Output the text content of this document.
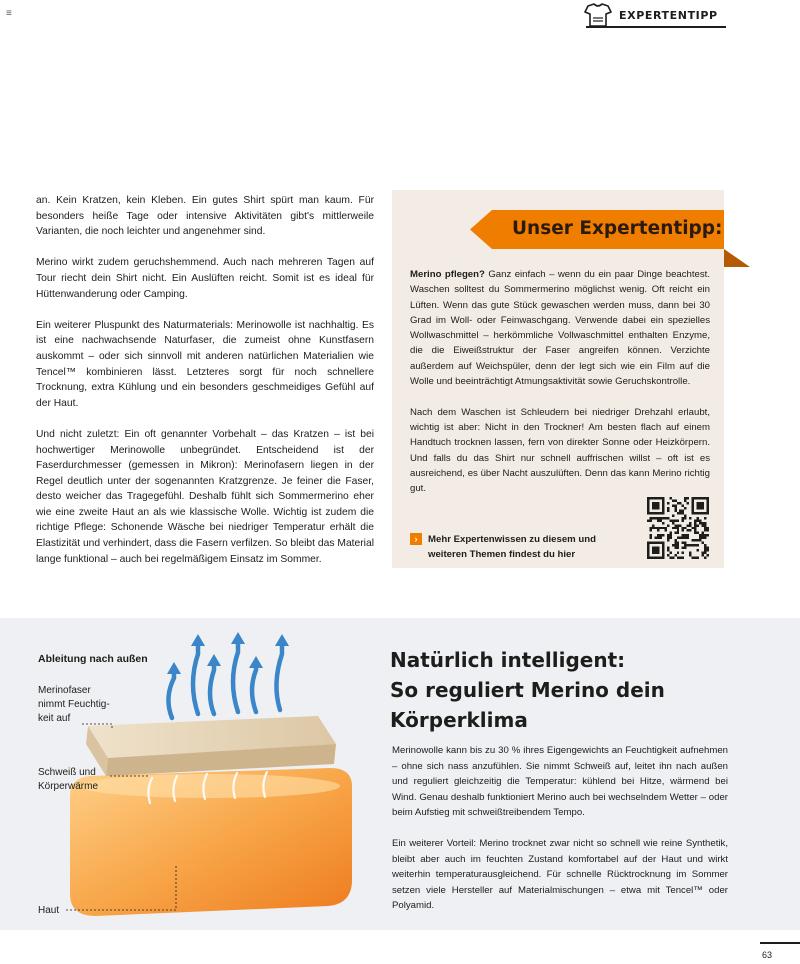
≡	EXPERTENTIPP

an. Kein Kratzen, kein Kleben. Ein gutes Shirt spürt man kaum. Für besonders heiße Tage oder intensive Aktivitäten gibt's mittlerweile Varianten, die noch leichter und angenehmer sind.

Merino wirkt zudem geruchshemmend. Auch nach mehreren Tagen auf Tour riecht dein Shirt nicht. Ein Auslüften reicht. Somit ist es ideal für Hüttenwanderung oder Camping.

Ein weiterer Pluspunkt des Naturmaterials: Merinowolle ist nachhaltig. Es ist eine nachwachsende Naturfaser, die zumeist ohne Kunstfasern auskommt – oder sich sinnvoll mit anderen natürlichen Materialien wie Tencel™ kombinieren lässt. Letzteres sorgt für noch schnellere Trocknung, extra Kühlung und ein besonders geschmeidiges Gefühl auf der Haut.

Und nicht zuletzt: Ein oft genannter Vorbehalt – das Kratzen – ist bei hochwertiger Merinowolle unbegründet. Entscheidend ist der Faserdurchmesser (gemessen in Mikron): Merinofasern liegen in der Regel deutlich unter der sogenannten Kratzgrenze. Je feiner die Faser, desto weicher das Tragegefühl. Deshalb fühlt sich Sommermerino eher wie eine zweite Haut an als wie klassische Wolle. Wichtig ist zudem die richtige Pflege: Schonende Wäsche bei niedriger Temperatur erhält die Elastizität und verhindert, dass die Fasern verfilzen. So bleibt das Material lange funktional – auch bei regelmäßigem Einsatz im Sommer.

Unser Expertentipp:

Merino pflegen? Ganz einfach – wenn du ein paar Dinge beachtest. Waschen solltest du Sommermerino möglichst wenig. Oft reicht ein Lüften. Wenn das gute Stück gewaschen werden muss, dann bei 30 Grad im Woll- oder Feinwaschgang. Verwende dabei ein spezielles Wollwaschmittel – herkömmliche Vollwaschmittel enthalten Enzyme, die die Eiweißstruktur der Faser angreifen können. Verzichte außerdem auf Weichspüler, denn der legt sich wie ein Film auf die Wolle und beeinträchtigt Atmungsaktivität sowie Geruchskontrolle.

Nach dem Waschen ist Schleudern bei niedriger Drehzahl erlaubt, wichtig ist aber: Nicht in den Trockner! Am besten flach auf einem Handtuch trocknen lassen, fern von direkter Sonne oder Heizkörpern. Und falls du das Shirt nur schnell auffrischen willst – oft ist es ausreichend, es über Nacht auszulüften. Denn das kann Merino richtig gut.

›	Mehr Expertenwissen zu diesem und weiteren Themen findest du hier
Ableitung nach außen
Merinofaser
nimmt Feuchtig-
keit auf
Schweiß und
Körperwärme
Haut
Natürlich intelligent:
So reguliert Merino dein
Körperklima

Merinowolle kann bis zu 30 % ihres Eigengewichts an Feuchtigkeit aufnehmen – ohne sich nass anzufühlen. Sie nimmt Schweiß auf, leitet ihn nach außen und reguliert gleichzeitig die Temperatur: kühlend bei Hitze, wärmend bei Wind. Genau deshalb funktioniert Merino auch bei wechselndem Wetter – oder beim Aufstieg mit schweißtreibendem Tempo.

Ein weiterer Vorteil: Merino trocknet zwar nicht so schnell wie reine Synthetik, bleibt aber auch im feuchten Zustand komfortabel auf der Haut und wirkt weiterhin temperaturausgleichend. Für schnelle Rücktrocknung im Sommer setzen viele Hersteller auf Materialmischungen – etwa mit Tencel™ oder Polyamid.

63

**TRY IT**
Leave the pictures out and print the records above exactly as they stand.

**RESULT FOR THIS TASK**
Output the text content of this document.
≡	EXPERTENTIPP

an. Kein Kratzen, kein Kleben. Ein gutes Shirt spürt man kaum. Für besonders heiße Tage oder intensive Aktivitäten gibt's mittlerweile Varianten, die noch leichter und angenehmer sind.

Merino wirkt zudem geruchshemmend. Auch nach mehreren Tagen auf Tour riecht dein Shirt nicht. Ein Auslüften reicht. Somit ist es ideal für Hüttenwanderung oder Camping.

Ein weiterer Pluspunkt des Naturmaterials: Merinowolle ist nachhaltig. Es ist eine nachwachsende Naturfaser, die zumeist ohne Kunstfasern auskommt – oder sich sinnvoll mit anderen natürlichen Materialien wie Tencel™ kombinieren lässt. Letzteres sorgt für noch schnellere Trocknung, extra Kühlung und ein besonders geschmeidiges Gefühl auf der Haut.

Und nicht zuletzt: Ein oft genannter Vorbehalt – das Kratzen – ist bei hochwertiger Merinowolle unbegründet. Entscheidend ist der Faserdurchmesser (gemessen in Mikron): Merinofasern liegen in der Regel deutlich unter der sogenannten Kratzgrenze. Je feiner die Faser, desto weicher das Tragegefühl. Deshalb fühlt sich Sommermerino eher wie eine zweite Haut an als wie klassische Wolle. Wichtig ist zudem die richtige Pflege: Schonende Wäsche bei niedriger Temperatur erhält die Elastizität und verhindert, dass die Fasern verfilzen. So bleibt das Material lange funktional – auch bei regelmäßigem Einsatz im Sommer.

Unser Expertentipp:

Merino pflegen? Ganz einfach – wenn du ein paar Dinge beachtest. Waschen solltest du Sommermerino möglichst wenig. Oft reicht ein Lüften. Wenn das gute Stück gewaschen werden muss, dann bei 30 Grad im Woll- oder Feinwaschgang. Verwende dabei ein spezielles Wollwaschmittel – herkömmliche Vollwaschmittel enthalten Enzyme, die die Eiweißstruktur der Faser angreifen können. Verzichte außerdem auf Weichspüler, denn der legt sich wie ein Film auf die Wolle und beeinträchtigt Atmungsaktivität sowie Geruchskontrolle.

Nach dem Waschen ist Schleudern bei niedriger Drehzahl erlaubt, wichtig ist aber: Nicht in den Trockner! Am besten flach auf einem Handtuch trocknen lassen, fern von direkter Sonne oder Heizkörpern. Und falls du das Shirt nur schnell auffrischen willst – oft ist es ausreichend, es über Nacht auszulüften. Denn das kann Merino richtig gut.

›	Mehr Expertenwissen zu diesem und weiteren Themen findest du hier
Ableitung nach außen
Merinofaser
nimmt Feuchtig-
keit auf
Schweiß und
Körperwärme
Haut
Natürlich intelligent:
So reguliert Merino dein
Körperklima

Merinowolle kann bis zu 30 % ihres Eigengewichts an Feuchtigkeit aufnehmen – ohne sich nass anzufühlen. Sie nimmt Schweiß auf, leitet ihn nach außen und reguliert gleichzeitig die Temperatur: kühlend bei Hitze, wärmend bei Wind. Genau deshalb funktioniert Merino auch bei wechselndem Wetter – oder beim Aufstieg mit schweißtreibendem Tempo.

Ein weiterer Vorteil: Merino trocknet zwar nicht so schnell wie reine Synthetik, bleibt aber auch im feuchten Zustand komfortabel auf der Haut und wirkt weiterhin temperaturausgleichend. Für schnelle Rücktrocknung im Sommer setzen viele Hersteller auf Materialmischungen – etwa mit Tencel™ oder Polyamid.

63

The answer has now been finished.